#### Provided entries ####

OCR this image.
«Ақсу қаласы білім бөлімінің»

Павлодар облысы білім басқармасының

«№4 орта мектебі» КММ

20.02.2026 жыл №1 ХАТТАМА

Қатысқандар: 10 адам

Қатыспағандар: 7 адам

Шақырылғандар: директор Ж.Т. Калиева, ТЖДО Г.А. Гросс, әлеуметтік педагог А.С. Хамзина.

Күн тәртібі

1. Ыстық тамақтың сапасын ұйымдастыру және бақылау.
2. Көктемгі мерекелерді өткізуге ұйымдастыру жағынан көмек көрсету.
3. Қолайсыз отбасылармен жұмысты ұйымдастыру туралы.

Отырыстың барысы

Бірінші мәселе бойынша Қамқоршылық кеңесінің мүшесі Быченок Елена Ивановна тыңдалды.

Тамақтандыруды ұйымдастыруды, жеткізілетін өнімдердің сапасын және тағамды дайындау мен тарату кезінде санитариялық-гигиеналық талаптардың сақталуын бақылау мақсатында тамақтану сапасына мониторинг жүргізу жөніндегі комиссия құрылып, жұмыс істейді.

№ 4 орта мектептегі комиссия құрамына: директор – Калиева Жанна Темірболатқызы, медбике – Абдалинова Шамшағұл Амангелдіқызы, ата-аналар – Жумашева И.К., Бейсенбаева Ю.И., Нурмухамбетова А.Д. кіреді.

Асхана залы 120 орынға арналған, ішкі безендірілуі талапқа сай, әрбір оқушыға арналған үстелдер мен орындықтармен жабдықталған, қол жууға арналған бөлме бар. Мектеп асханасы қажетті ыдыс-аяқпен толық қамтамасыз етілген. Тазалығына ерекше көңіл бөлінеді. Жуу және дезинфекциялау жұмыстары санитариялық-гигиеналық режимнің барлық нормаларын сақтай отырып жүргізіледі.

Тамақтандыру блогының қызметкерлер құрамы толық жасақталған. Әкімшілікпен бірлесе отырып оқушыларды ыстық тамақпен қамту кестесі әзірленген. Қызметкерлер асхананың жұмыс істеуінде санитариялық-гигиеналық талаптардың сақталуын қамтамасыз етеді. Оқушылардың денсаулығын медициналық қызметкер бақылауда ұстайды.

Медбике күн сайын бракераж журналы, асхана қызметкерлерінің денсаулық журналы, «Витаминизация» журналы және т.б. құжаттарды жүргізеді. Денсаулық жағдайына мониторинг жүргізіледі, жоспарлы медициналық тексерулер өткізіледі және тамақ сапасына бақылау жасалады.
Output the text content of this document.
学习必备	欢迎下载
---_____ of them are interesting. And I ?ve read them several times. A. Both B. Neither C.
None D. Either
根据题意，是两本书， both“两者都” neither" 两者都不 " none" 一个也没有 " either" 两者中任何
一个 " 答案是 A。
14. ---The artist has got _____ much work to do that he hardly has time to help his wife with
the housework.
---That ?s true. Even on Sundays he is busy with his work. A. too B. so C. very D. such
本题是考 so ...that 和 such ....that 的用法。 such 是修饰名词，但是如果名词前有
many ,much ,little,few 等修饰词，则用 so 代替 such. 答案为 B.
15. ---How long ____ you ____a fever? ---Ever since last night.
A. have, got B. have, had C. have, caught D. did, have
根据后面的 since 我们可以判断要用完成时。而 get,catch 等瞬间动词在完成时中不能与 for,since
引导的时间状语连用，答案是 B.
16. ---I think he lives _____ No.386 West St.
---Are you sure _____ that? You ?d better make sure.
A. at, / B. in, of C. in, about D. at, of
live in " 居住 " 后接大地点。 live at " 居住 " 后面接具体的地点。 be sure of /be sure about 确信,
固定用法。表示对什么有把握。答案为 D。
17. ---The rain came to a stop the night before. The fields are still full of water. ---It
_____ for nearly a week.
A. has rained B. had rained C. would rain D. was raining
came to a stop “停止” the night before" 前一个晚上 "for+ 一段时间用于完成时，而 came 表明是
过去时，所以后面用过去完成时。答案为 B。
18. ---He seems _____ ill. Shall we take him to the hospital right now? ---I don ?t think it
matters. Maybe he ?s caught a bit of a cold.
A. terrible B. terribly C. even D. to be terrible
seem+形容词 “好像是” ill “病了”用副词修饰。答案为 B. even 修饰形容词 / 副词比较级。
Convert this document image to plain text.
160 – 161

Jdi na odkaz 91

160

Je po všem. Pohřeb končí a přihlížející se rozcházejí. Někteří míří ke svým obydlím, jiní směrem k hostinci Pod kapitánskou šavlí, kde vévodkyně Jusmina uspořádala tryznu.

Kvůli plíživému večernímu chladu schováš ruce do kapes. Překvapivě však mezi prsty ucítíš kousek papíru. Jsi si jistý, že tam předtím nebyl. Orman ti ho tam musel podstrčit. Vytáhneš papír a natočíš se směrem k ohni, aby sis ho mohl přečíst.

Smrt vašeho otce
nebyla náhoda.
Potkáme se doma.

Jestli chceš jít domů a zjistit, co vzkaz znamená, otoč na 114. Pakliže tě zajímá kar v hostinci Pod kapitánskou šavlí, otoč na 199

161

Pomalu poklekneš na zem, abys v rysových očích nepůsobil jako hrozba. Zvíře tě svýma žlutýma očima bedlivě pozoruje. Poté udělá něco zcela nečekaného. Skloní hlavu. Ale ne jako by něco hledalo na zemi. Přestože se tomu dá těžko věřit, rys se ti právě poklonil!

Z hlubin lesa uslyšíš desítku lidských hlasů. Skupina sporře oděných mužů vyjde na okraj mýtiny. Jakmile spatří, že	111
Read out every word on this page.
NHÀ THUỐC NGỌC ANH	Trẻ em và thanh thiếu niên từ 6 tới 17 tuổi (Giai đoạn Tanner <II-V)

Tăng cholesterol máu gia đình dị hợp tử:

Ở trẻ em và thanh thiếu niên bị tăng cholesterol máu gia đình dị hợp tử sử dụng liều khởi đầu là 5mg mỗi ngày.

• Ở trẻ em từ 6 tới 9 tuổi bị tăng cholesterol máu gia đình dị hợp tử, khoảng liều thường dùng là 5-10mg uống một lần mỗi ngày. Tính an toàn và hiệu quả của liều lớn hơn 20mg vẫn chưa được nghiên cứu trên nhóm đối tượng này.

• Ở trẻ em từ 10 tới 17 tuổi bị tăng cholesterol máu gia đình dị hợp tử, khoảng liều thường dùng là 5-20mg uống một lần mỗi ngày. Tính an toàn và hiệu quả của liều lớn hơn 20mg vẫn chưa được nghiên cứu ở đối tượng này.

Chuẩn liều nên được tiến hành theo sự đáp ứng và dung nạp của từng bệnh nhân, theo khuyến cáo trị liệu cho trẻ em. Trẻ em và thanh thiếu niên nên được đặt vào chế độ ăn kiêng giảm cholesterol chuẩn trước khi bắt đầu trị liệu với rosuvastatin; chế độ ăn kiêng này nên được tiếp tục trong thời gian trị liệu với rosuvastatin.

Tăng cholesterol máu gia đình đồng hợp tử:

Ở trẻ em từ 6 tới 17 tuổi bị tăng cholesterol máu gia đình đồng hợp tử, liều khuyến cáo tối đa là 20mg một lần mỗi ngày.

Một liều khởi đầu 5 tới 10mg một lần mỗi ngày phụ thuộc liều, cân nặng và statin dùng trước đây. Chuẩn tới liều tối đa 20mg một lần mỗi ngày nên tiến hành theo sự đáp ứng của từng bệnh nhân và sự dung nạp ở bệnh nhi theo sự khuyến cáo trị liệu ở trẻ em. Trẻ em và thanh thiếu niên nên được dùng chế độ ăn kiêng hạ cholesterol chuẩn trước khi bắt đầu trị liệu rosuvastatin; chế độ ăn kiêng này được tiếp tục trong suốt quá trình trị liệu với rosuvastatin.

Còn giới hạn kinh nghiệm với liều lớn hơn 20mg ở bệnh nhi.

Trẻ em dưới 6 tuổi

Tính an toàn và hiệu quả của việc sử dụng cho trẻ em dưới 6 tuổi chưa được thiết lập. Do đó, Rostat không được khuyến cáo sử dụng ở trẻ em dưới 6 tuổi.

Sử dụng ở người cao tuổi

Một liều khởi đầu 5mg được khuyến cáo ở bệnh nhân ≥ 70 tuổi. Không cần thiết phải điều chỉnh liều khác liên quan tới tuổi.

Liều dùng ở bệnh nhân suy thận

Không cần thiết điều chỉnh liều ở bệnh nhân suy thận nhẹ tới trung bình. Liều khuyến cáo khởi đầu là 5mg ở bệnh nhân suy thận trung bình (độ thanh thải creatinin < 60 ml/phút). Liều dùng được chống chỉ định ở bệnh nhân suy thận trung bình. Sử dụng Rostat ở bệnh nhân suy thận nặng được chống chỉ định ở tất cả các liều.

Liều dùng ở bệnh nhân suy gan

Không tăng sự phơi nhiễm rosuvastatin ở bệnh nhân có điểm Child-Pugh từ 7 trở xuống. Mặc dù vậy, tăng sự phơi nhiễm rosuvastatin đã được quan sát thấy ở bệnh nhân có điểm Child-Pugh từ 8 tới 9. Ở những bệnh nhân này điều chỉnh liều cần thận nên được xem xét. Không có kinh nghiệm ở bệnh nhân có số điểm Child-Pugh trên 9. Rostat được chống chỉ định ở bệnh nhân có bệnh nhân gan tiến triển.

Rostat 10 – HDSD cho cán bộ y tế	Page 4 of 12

####

Prompt: Gather all lines of the records that include the word "came".

Exercise solution:
17. ---The rain came to a stop the night before. The fields are still full of water. ---It
came to a stop “停止” the night before" 前一个晚上 "for+ 一段时间用于完成时，而 came 表明是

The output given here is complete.